====== Source data ======

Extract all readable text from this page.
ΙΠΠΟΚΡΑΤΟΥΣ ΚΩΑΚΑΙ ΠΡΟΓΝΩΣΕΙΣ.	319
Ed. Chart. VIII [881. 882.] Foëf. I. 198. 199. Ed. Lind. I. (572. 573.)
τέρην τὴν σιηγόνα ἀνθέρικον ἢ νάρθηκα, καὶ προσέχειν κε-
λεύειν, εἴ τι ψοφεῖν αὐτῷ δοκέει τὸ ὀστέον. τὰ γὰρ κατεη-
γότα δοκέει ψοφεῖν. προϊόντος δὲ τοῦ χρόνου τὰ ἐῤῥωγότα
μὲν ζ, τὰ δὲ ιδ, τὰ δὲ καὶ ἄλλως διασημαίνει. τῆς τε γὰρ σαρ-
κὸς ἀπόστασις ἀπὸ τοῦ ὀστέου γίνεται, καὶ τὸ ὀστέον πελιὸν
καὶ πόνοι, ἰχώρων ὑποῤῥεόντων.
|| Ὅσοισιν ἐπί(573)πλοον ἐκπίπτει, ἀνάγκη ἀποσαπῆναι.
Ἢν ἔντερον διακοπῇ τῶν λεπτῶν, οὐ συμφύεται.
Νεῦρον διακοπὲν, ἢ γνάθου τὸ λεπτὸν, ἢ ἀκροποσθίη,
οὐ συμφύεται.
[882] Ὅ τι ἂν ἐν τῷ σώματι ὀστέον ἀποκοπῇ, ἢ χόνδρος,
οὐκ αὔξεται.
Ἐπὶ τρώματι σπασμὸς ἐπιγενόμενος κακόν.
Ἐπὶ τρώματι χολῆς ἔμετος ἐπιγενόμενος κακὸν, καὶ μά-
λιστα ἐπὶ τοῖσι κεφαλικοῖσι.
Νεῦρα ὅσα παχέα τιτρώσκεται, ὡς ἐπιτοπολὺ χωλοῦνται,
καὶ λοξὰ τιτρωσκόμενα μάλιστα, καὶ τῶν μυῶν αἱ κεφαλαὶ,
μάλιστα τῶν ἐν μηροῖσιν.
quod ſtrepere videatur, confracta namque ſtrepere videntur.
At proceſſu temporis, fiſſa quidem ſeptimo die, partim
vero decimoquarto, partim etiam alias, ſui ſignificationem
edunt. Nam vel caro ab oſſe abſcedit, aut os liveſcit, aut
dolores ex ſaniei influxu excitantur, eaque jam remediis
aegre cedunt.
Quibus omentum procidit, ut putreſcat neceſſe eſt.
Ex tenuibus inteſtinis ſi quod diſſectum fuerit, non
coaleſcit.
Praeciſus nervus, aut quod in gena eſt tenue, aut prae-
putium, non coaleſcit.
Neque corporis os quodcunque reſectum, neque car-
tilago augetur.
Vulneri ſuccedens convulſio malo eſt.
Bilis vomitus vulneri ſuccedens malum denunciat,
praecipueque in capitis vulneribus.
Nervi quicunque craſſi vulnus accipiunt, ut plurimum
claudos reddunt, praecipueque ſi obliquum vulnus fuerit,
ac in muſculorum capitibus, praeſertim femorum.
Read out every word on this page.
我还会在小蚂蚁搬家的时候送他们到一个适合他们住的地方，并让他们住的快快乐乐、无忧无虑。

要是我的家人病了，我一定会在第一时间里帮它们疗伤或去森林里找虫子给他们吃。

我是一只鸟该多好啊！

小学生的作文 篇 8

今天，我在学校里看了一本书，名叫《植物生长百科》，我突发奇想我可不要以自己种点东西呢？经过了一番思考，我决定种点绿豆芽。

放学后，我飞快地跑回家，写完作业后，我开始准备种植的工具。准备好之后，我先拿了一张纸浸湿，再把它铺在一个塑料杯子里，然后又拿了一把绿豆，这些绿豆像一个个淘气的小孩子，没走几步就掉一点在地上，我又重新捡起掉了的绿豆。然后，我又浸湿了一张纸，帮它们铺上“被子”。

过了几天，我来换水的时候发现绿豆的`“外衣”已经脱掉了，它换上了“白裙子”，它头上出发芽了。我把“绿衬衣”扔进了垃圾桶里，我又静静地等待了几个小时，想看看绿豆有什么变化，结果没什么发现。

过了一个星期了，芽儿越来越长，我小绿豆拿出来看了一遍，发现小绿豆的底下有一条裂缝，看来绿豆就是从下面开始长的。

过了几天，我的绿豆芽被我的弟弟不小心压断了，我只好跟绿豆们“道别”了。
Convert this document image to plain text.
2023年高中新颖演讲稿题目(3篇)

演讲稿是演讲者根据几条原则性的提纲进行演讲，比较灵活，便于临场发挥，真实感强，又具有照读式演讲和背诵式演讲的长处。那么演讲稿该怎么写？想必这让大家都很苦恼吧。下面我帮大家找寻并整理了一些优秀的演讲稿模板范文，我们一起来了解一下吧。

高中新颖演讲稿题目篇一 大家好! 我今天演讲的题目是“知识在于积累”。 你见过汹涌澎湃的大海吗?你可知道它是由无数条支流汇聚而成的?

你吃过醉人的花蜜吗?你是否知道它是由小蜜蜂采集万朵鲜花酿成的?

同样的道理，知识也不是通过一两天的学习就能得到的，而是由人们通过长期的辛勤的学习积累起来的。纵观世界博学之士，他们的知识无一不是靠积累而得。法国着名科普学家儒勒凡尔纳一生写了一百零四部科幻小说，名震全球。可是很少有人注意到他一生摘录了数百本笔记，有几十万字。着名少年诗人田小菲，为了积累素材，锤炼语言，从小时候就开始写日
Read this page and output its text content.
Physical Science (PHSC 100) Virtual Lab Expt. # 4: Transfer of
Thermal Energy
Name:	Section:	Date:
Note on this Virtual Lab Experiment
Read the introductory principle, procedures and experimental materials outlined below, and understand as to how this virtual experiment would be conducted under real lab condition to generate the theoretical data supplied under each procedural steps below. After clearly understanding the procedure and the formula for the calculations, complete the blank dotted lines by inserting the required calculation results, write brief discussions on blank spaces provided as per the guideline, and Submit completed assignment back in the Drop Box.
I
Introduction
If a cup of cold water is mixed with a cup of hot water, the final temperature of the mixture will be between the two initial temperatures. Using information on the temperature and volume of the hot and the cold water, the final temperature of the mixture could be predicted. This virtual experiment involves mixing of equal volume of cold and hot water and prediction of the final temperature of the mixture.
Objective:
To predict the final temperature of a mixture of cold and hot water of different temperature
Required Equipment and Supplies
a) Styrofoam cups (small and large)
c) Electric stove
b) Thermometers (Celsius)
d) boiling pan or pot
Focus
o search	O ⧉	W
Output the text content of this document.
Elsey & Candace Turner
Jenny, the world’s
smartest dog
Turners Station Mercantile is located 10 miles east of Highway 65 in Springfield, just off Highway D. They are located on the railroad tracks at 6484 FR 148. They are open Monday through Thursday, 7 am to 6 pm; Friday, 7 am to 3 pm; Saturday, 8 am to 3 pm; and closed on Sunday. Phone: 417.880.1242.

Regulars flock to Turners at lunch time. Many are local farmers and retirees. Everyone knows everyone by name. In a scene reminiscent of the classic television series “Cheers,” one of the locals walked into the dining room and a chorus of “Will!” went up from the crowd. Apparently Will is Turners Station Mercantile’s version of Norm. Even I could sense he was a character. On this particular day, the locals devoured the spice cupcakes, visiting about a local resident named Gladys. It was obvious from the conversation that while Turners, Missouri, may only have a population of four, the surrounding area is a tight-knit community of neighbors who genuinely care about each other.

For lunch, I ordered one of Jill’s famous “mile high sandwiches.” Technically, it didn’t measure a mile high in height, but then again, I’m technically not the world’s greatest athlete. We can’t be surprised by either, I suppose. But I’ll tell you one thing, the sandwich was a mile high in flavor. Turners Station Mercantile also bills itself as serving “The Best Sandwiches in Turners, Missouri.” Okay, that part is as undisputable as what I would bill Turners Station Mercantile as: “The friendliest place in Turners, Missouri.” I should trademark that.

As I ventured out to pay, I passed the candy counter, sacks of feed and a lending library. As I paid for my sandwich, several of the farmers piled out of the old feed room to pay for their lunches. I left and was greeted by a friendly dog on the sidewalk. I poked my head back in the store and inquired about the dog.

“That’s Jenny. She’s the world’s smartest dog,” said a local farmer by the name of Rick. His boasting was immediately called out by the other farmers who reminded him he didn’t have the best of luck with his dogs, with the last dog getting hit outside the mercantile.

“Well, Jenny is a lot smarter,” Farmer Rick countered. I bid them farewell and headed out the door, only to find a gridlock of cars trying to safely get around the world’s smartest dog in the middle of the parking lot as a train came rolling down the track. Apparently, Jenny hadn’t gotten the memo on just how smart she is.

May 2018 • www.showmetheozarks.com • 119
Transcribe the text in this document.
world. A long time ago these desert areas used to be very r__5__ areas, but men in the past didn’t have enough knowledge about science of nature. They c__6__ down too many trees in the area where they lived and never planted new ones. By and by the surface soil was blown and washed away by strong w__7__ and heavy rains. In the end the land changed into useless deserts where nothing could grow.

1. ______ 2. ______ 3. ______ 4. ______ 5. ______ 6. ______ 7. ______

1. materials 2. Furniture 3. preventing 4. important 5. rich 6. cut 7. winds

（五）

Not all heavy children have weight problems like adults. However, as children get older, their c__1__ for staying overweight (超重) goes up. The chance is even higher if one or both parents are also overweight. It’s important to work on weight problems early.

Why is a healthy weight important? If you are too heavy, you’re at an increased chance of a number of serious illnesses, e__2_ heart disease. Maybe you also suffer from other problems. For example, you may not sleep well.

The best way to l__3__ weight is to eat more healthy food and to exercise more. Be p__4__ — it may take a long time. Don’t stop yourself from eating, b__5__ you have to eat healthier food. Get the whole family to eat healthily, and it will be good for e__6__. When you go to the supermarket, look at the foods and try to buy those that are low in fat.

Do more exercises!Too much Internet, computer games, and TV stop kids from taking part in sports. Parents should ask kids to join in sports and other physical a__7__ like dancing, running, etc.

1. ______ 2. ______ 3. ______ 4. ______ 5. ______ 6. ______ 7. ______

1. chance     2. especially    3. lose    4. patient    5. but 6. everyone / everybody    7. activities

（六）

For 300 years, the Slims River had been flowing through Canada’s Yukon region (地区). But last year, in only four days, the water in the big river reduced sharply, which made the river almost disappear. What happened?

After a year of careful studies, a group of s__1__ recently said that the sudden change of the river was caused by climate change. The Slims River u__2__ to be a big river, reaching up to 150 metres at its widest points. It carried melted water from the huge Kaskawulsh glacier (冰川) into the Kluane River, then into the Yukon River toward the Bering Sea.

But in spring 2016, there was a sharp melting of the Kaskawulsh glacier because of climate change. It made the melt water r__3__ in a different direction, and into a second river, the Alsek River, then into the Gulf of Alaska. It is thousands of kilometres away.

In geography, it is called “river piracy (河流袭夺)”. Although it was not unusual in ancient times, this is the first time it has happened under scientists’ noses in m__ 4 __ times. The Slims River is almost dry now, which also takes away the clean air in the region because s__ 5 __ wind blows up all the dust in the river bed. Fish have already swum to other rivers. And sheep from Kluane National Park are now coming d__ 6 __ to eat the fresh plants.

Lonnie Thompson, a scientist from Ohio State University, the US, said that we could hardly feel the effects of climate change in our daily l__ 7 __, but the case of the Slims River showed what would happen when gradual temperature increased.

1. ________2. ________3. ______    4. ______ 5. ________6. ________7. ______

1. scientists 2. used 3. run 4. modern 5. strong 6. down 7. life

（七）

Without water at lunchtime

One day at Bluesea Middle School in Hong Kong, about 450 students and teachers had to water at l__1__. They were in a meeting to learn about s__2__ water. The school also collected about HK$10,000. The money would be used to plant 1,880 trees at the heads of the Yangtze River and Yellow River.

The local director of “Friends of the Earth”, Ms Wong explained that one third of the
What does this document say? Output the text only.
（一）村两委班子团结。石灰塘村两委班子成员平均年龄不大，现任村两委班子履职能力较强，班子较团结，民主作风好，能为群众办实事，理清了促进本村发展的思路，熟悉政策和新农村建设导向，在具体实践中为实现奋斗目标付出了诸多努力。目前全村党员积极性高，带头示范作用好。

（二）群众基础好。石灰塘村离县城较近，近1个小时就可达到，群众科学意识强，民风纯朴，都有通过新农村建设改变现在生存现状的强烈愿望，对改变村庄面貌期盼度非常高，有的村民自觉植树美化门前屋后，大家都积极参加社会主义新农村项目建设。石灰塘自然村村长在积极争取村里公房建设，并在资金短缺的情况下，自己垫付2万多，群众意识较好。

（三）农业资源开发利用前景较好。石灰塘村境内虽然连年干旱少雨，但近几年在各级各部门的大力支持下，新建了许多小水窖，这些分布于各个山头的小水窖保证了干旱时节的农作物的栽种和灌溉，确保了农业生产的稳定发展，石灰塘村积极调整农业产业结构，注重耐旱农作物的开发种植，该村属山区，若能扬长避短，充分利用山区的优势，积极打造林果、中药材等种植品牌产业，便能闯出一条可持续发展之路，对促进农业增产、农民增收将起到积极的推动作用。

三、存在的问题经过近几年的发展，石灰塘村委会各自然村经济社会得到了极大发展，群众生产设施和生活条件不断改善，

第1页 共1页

======

* Objective
Pick out every line above that contains the word "fuerit" and copy it.

* Solution
Ex tenuibus inteſtinis ſi quod diſſectum fuerit, non
claudos reddunt, praecipueque ſi obliquum vulnus fuerit,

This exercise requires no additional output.